• **What is required**:
Of the lines below, how many hold the string "Virtaama"? Give only the number.

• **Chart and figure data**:
──────

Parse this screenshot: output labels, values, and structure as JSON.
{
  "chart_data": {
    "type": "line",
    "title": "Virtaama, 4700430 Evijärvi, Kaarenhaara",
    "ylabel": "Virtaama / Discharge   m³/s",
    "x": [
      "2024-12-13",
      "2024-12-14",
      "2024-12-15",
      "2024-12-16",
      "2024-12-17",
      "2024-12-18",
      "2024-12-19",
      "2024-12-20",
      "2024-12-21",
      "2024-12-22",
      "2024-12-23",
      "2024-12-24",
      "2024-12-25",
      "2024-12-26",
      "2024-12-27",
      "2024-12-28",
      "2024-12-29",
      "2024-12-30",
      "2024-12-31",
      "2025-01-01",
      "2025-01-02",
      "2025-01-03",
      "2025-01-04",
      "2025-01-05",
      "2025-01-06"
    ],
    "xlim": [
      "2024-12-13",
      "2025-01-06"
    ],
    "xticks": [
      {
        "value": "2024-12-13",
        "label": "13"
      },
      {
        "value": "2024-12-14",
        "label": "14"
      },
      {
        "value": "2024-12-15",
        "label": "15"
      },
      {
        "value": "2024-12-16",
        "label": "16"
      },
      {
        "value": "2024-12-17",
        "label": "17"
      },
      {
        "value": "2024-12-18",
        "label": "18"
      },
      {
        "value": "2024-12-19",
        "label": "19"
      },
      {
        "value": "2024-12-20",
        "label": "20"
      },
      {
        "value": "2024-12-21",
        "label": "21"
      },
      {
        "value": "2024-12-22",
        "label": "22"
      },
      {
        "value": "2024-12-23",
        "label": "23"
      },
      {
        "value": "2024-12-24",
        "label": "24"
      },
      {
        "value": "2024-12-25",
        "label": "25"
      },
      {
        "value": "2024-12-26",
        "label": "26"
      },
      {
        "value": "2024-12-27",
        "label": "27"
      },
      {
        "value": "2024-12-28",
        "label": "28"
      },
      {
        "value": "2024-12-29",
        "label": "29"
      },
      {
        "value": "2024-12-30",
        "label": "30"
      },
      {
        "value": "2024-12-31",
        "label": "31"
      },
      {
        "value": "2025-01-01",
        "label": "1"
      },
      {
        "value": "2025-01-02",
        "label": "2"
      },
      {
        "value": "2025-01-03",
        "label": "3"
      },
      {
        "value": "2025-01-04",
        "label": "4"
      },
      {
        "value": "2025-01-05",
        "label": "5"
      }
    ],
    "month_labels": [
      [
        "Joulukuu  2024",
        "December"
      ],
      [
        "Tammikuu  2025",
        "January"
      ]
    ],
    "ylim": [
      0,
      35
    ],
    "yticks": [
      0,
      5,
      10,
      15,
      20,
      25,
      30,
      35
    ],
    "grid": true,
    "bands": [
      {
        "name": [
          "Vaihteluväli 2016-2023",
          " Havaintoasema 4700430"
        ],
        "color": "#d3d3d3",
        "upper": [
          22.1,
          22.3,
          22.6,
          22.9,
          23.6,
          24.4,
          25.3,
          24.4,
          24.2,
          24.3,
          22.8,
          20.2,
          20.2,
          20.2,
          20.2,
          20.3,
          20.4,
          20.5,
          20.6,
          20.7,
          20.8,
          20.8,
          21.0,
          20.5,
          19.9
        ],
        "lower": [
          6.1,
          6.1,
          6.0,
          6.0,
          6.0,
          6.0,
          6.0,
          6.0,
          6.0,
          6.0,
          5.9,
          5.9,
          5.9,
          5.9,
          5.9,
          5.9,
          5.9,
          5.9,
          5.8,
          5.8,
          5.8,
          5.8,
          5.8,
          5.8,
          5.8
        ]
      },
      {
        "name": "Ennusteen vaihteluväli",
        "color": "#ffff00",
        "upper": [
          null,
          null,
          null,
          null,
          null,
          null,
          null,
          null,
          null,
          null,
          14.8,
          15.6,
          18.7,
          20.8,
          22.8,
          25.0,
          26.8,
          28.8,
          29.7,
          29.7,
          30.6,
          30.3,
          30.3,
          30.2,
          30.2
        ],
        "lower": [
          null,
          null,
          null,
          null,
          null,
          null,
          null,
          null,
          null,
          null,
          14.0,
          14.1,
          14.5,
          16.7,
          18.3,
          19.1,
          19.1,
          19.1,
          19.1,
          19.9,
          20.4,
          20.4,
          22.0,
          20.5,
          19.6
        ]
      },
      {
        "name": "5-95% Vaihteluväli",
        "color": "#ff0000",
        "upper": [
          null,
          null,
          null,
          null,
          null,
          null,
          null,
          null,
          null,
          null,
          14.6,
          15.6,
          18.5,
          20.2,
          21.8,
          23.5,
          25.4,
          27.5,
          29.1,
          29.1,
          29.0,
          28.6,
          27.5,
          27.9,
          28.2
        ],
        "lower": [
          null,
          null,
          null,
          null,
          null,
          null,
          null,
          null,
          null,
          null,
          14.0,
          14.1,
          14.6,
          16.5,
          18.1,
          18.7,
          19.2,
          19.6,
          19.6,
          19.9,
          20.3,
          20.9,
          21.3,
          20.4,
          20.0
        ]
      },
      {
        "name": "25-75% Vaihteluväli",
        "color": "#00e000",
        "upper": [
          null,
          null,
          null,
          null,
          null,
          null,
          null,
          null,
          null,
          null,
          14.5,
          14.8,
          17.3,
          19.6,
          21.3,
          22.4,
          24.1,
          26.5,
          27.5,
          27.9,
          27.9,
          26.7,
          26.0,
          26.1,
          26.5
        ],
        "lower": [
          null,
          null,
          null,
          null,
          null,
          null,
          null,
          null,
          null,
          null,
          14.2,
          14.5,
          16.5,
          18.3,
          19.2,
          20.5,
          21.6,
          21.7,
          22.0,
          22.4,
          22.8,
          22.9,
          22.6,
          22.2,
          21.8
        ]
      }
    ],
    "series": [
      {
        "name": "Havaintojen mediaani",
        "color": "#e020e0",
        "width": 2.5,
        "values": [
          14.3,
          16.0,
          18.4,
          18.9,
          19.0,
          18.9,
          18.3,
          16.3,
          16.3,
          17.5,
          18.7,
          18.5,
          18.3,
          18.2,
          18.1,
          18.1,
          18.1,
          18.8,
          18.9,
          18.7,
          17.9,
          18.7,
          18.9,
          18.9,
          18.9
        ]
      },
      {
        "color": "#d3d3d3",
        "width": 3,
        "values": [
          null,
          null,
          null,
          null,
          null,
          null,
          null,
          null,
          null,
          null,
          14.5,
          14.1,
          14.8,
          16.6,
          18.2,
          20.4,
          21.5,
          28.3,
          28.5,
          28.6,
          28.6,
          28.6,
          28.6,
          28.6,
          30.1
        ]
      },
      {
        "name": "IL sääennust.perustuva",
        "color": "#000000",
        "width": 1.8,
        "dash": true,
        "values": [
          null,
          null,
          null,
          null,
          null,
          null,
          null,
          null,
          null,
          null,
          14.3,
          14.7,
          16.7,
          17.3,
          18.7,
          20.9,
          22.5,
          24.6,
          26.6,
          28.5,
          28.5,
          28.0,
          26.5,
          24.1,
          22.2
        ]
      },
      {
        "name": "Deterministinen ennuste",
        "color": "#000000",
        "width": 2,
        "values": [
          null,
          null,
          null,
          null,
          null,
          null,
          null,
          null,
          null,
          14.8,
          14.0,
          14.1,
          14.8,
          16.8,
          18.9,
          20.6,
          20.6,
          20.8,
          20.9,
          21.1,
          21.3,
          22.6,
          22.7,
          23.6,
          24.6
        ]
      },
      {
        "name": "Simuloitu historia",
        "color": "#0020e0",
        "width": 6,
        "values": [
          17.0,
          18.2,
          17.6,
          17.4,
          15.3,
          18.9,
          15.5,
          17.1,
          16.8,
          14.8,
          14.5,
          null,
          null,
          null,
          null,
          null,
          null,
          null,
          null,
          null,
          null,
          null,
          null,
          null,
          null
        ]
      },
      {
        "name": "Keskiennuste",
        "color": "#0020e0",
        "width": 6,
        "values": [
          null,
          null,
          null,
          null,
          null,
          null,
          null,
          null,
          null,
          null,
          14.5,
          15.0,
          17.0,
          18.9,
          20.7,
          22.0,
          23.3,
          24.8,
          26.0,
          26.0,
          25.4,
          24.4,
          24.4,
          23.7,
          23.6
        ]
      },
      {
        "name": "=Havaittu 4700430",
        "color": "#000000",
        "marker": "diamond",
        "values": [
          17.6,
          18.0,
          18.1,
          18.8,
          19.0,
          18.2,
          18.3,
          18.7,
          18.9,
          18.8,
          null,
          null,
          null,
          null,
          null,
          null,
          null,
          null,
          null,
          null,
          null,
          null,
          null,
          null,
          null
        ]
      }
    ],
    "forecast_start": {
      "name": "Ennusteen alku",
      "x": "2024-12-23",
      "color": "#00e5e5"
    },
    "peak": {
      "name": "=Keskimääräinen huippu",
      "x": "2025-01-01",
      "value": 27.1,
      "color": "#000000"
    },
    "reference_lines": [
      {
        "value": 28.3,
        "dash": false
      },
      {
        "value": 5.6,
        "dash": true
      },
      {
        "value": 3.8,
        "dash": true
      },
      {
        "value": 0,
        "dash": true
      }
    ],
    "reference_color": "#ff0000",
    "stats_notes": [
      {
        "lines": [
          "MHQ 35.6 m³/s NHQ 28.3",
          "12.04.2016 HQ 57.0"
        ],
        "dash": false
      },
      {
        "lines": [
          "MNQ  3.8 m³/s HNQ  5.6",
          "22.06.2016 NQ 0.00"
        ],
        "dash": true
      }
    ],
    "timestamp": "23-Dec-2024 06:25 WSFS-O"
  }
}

──────

• **In response**:
2